-- Work required --
Count how many lines of the data include "готовності". The answer is that number and nothing else.

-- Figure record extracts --
──────────

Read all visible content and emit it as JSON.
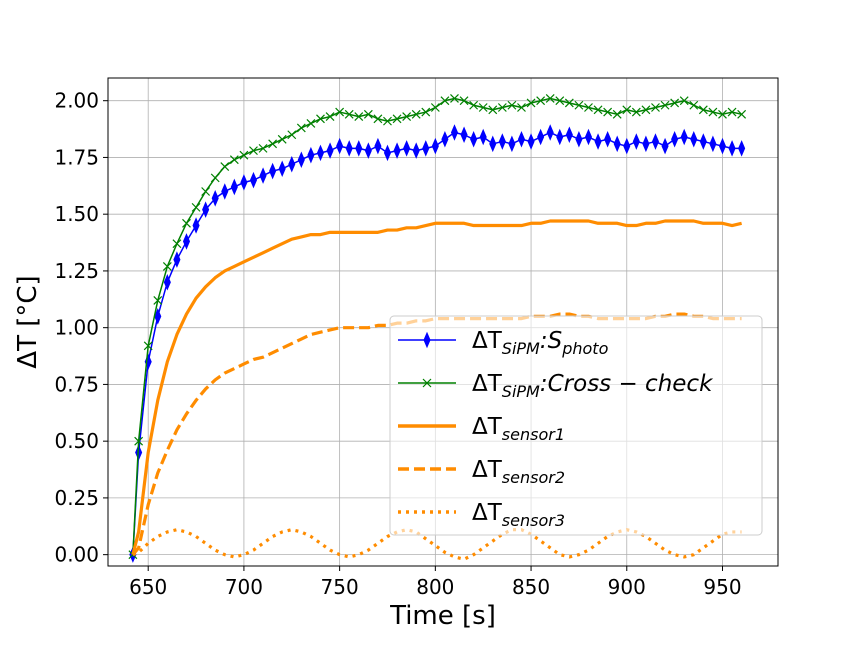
{
  "chart_data": {
    "type": "line",
    "xlabel": "Time [s]",
    "ylabel": "ΔT [°C]",
    "xlim": [
      629,
      979
    ],
    "ylim": [
      -0.05,
      2.1
    ],
    "xticks": [
      650,
      700,
      750,
      800,
      850,
      900,
      950
    ],
    "yticks": [
      {
        "value": 0,
        "label": "0.00"
      },
      {
        "value": 0.25,
        "label": "0.25"
      },
      {
        "value": 0.5,
        "label": "0.50"
      },
      {
        "value": 0.75,
        "label": "0.75"
      },
      {
        "value": 1,
        "label": "1.00"
      },
      {
        "value": 1.25,
        "label": "1.25"
      },
      {
        "value": 1.5,
        "label": "1.50"
      },
      {
        "value": 1.75,
        "label": "1.75"
      },
      {
        "value": 2,
        "label": "2.00"
      }
    ],
    "grid": true,
    "legend": "lower right",
    "x": [
      642,
      645,
      650,
      655,
      660,
      665,
      670,
      675,
      680,
      685,
      690,
      695,
      700,
      705,
      710,
      715,
      720,
      725,
      730,
      735,
      740,
      745,
      750,
      755,
      760,
      765,
      770,
      775,
      780,
      785,
      790,
      795,
      800,
      805,
      810,
      815,
      820,
      825,
      830,
      835,
      840,
      845,
      850,
      855,
      860,
      865,
      870,
      875,
      880,
      885,
      890,
      895,
      900,
      905,
      910,
      915,
      920,
      925,
      930,
      935,
      940,
      945,
      950,
      955,
      960
    ],
    "series": [
      {
        "name": [
          "ΔT",
          "SiPM",
          ":S",
          "photo"
        ],
        "color": "#0000ff",
        "linestyle": "solid",
        "marker": "d",
        "values": [
          0,
          0.45,
          0.85,
          1.05,
          1.2,
          1.3,
          1.38,
          1.45,
          1.52,
          1.57,
          1.6,
          1.62,
          1.64,
          1.65,
          1.67,
          1.69,
          1.7,
          1.72,
          1.74,
          1.76,
          1.77,
          1.78,
          1.8,
          1.79,
          1.79,
          1.78,
          1.8,
          1.77,
          1.78,
          1.79,
          1.78,
          1.79,
          1.8,
          1.83,
          1.86,
          1.85,
          1.83,
          1.84,
          1.81,
          1.82,
          1.81,
          1.83,
          1.82,
          1.84,
          1.86,
          1.84,
          1.85,
          1.83,
          1.84,
          1.82,
          1.83,
          1.81,
          1.8,
          1.82,
          1.81,
          1.82,
          1.8,
          1.83,
          1.84,
          1.83,
          1.82,
          1.81,
          1.8,
          1.79,
          1.79
        ]
      },
      {
        "name": [
          "ΔT",
          "SiPM",
          ":Cross − check"
        ],
        "color": "#008000",
        "linestyle": "solid",
        "marker": "x",
        "values": [
          0,
          0.5,
          0.92,
          1.12,
          1.27,
          1.37,
          1.46,
          1.53,
          1.6,
          1.66,
          1.71,
          1.74,
          1.76,
          1.78,
          1.79,
          1.81,
          1.83,
          1.85,
          1.88,
          1.9,
          1.92,
          1.93,
          1.95,
          1.94,
          1.93,
          1.94,
          1.92,
          1.91,
          1.92,
          1.93,
          1.94,
          1.95,
          1.97,
          2.0,
          2.01,
          2.0,
          1.98,
          1.97,
          1.96,
          1.97,
          1.98,
          1.97,
          1.99,
          2.0,
          2.01,
          2.0,
          1.99,
          1.98,
          1.97,
          1.96,
          1.95,
          1.94,
          1.96,
          1.95,
          1.96,
          1.97,
          1.98,
          1.99,
          2.0,
          1.98,
          1.96,
          1.95,
          1.94,
          1.95,
          1.94
        ]
      },
      {
        "name": [
          "ΔT",
          "sensor1"
        ],
        "color": "#ff8c00",
        "linestyle": "solid",
        "marker": null,
        "values": [
          0,
          0.1,
          0.45,
          0.68,
          0.85,
          0.97,
          1.06,
          1.13,
          1.18,
          1.22,
          1.25,
          1.27,
          1.29,
          1.31,
          1.33,
          1.35,
          1.37,
          1.39,
          1.4,
          1.41,
          1.41,
          1.42,
          1.42,
          1.42,
          1.42,
          1.42,
          1.42,
          1.43,
          1.43,
          1.44,
          1.44,
          1.45,
          1.46,
          1.46,
          1.46,
          1.46,
          1.45,
          1.45,
          1.45,
          1.45,
          1.45,
          1.45,
          1.46,
          1.46,
          1.47,
          1.47,
          1.47,
          1.47,
          1.47,
          1.46,
          1.46,
          1.46,
          1.45,
          1.45,
          1.46,
          1.46,
          1.47,
          1.47,
          1.47,
          1.47,
          1.46,
          1.46,
          1.46,
          1.45,
          1.46
        ]
      },
      {
        "name": [
          "ΔT",
          "sensor2"
        ],
        "color": "#ff8c00",
        "linestyle": "dashed",
        "marker": null,
        "values": [
          0,
          0.03,
          0.22,
          0.36,
          0.46,
          0.55,
          0.62,
          0.68,
          0.73,
          0.77,
          0.8,
          0.82,
          0.84,
          0.86,
          0.87,
          0.89,
          0.91,
          0.93,
          0.95,
          0.97,
          0.98,
          0.99,
          1.0,
          1.0,
          1.0,
          1.0,
          1.01,
          1.01,
          1.02,
          1.02,
          1.03,
          1.03,
          1.04,
          1.04,
          1.04,
          1.04,
          1.04,
          1.04,
          1.04,
          1.04,
          1.04,
          1.04,
          1.05,
          1.05,
          1.05,
          1.06,
          1.06,
          1.05,
          1.05,
          1.04,
          1.04,
          1.04,
          1.04,
          1.04,
          1.04,
          1.05,
          1.05,
          1.06,
          1.06,
          1.05,
          1.05,
          1.04,
          1.04,
          1.04,
          1.04
        ]
      },
      {
        "name": [
          "ΔT",
          "sensor3"
        ],
        "color": "#ff8c00",
        "linestyle": "dotted",
        "marker": null,
        "values": [
          0,
          0.01,
          0.05,
          0.08,
          0.1,
          0.11,
          0.1,
          0.08,
          0.05,
          0.02,
          0.0,
          -0.01,
          0.0,
          0.02,
          0.05,
          0.08,
          0.1,
          0.11,
          0.1,
          0.08,
          0.05,
          0.02,
          0.0,
          -0.01,
          0.0,
          0.02,
          0.05,
          0.08,
          0.1,
          0.11,
          0.1,
          0.07,
          0.04,
          0.01,
          -0.01,
          -0.02,
          0.0,
          0.03,
          0.06,
          0.09,
          0.11,
          0.11,
          0.09,
          0.06,
          0.03,
          0.0,
          -0.01,
          0.0,
          0.02,
          0.05,
          0.08,
          0.1,
          0.11,
          0.1,
          0.08,
          0.05,
          0.02,
          0.0,
          -0.01,
          0.0,
          0.03,
          0.06,
          0.09,
          0.1,
          0.1
        ]
      }
    ]
  }
}
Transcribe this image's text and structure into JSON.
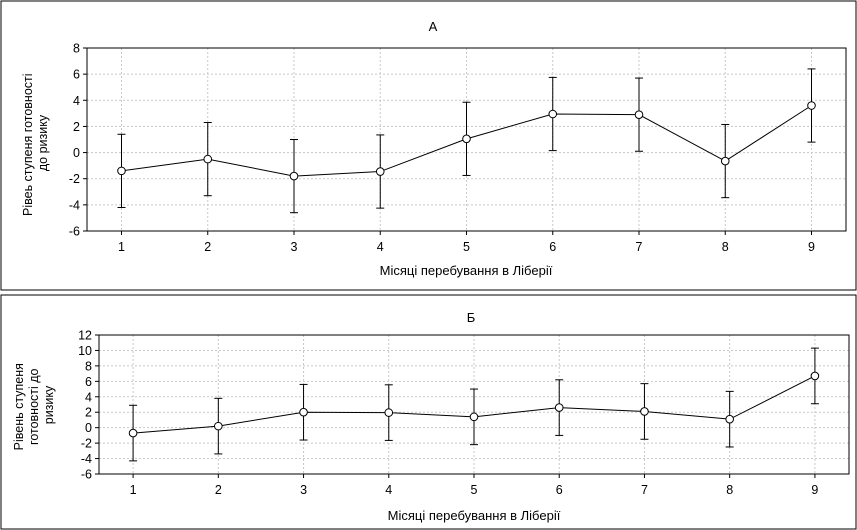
{
  "chart_data": [
    {
      "type": "line",
      "title": "А",
      "xlabel": "Місяці перебування в Ліберії",
      "ylabel_lines": [
        "Рівеь ступеня готовності",
        "до ризику"
      ],
      "x": [
        1,
        2,
        3,
        4,
        5,
        6,
        7,
        8,
        9
      ],
      "xticks": [
        "1",
        "2",
        "3",
        "4",
        "5",
        "6",
        "7",
        "8",
        "9"
      ],
      "xlim": [
        0.6,
        9.4
      ],
      "ylim": [
        -6,
        8
      ],
      "yticks": [
        -6,
        -4,
        -2,
        0,
        2,
        4,
        6,
        8
      ],
      "grid": true,
      "values": [
        -1.4,
        -0.5,
        -1.8,
        -1.45,
        1.05,
        2.95,
        2.9,
        -0.65,
        3.6
      ],
      "error_low": [
        -4.2,
        -3.3,
        -4.6,
        -4.25,
        -1.75,
        0.15,
        0.1,
        -3.45,
        0.8
      ],
      "error_high": [
        1.4,
        2.3,
        1.0,
        1.35,
        3.85,
        5.75,
        5.7,
        2.15,
        6.4
      ]
    },
    {
      "type": "line",
      "title": "Б",
      "xlabel": "Місяці перебування в Ліберії",
      "ylabel_lines": [
        "Рівень ступеня",
        "готовності до",
        "ризику"
      ],
      "x": [
        1,
        2,
        3,
        4,
        5,
        6,
        7,
        8,
        9
      ],
      "xticks": [
        "1",
        "2",
        "3",
        "4",
        "5",
        "6",
        "7",
        "8",
        "9"
      ],
      "xlim": [
        0.6,
        9.4
      ],
      "ylim": [
        -6,
        12
      ],
      "yticks": [
        -6,
        -4,
        -2,
        0,
        2,
        4,
        6,
        8,
        10,
        12
      ],
      "grid": true,
      "values": [
        -0.7,
        0.2,
        2.0,
        1.95,
        1.4,
        2.6,
        2.1,
        1.1,
        6.7
      ],
      "error_low": [
        -4.3,
        -3.4,
        -1.6,
        -1.65,
        -2.2,
        -1.0,
        -1.5,
        -2.5,
        3.1
      ],
      "error_high": [
        2.9,
        3.8,
        5.6,
        5.55,
        5.0,
        6.2,
        5.7,
        4.7,
        10.3
      ]
    }
  ]
}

──────────

-- Written response --
2